***** DATA SECTION
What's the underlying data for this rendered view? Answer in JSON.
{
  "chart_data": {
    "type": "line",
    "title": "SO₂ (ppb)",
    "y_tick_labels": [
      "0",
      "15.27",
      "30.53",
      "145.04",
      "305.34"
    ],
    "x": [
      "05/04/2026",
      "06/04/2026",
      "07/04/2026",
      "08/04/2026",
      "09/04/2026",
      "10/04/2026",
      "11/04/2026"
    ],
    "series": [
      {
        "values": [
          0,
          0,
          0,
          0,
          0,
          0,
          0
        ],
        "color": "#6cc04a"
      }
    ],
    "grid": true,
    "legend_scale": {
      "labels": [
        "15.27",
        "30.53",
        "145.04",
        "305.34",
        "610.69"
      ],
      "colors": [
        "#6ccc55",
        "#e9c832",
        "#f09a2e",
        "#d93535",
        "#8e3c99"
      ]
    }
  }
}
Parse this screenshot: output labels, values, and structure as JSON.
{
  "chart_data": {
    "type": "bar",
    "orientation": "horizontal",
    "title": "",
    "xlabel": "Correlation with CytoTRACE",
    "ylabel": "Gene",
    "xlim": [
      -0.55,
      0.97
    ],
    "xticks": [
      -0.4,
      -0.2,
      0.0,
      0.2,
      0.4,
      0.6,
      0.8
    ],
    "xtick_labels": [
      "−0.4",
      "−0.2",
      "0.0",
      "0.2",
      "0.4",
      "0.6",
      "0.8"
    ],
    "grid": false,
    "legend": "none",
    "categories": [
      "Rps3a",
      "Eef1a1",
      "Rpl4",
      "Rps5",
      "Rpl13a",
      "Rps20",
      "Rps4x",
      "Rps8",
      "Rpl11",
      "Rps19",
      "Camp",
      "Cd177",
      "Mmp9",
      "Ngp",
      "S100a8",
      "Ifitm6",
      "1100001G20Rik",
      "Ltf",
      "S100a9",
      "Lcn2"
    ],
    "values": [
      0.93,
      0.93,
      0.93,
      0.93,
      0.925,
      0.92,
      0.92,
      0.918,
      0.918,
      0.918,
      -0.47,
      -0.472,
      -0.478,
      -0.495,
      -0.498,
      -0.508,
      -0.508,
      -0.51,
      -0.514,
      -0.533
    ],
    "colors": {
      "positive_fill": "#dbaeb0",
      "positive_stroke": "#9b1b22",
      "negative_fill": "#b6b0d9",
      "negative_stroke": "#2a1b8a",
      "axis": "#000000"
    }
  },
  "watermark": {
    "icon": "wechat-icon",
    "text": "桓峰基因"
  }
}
**********
[TO BE DONE] Your task is to gather every line with the word "values" and copy it.

[TASK RESPONSE]
        "values": [
Parse this screenshot: output labels, values, and structure as JSON.
    "values": [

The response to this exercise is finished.